Records shown:
○ ○ ○ ○ ○ ○ ○

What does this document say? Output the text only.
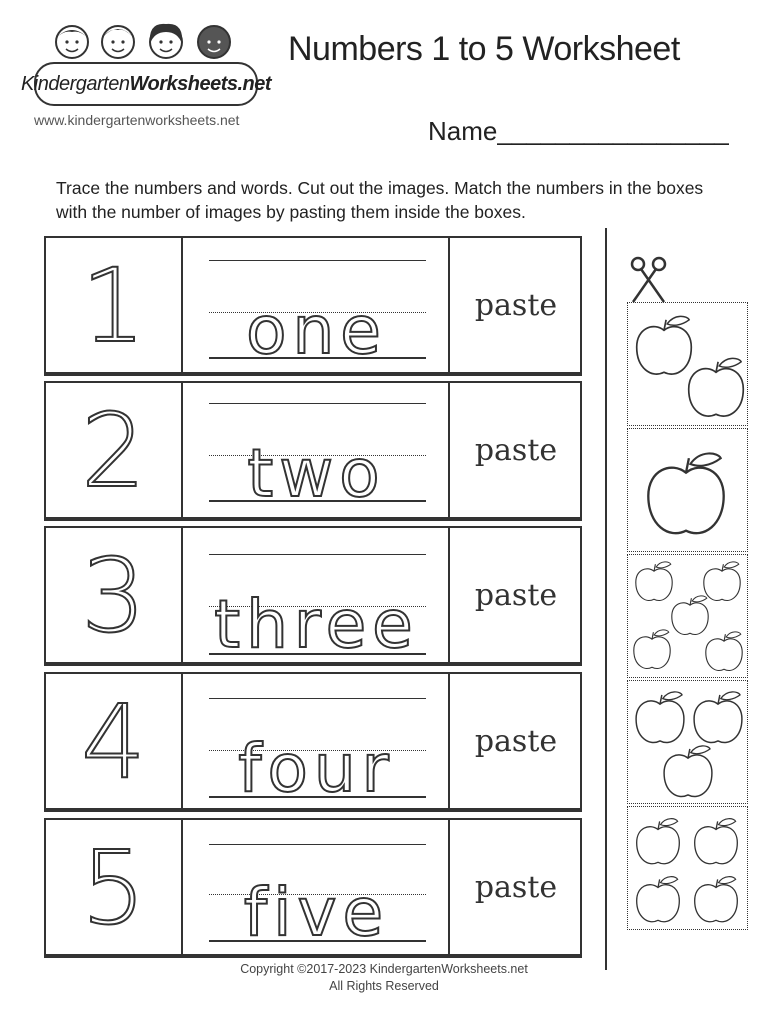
Kindergarten Worksheets.net
www.kindergartenworksheets.net
Numbers 1 to 5 Worksheet
Name________________
Trace the numbers and words. Cut out the images. Match the numbers in the boxes with the number of images by pasting them inside the boxes.
1	one	paste
2	two	paste
3	three	paste
4	four	paste
5	five	paste
Copyright ©2017-2023 KindergartenWorksheets.net
All Rights Reserved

○ ○ ○ ○ ○ ○ ○

Required work:
Without the pictures, extract every entry verbatim.

Result for this task:
What does this document say? Output the text only.
Kindergarten Worksheets.net
www.kindergartenworksheets.net
Numbers 1 to 5 Worksheet
Name________________
Trace the numbers and words. Cut out the images. Match the numbers in the boxes with the number of images by pasting them inside the boxes.
1	one	paste
2	two	paste
3	three	paste
4	four	paste
5	five	paste
Copyright ©2017-2023 KindergartenWorksheets.net
All Rights Reserved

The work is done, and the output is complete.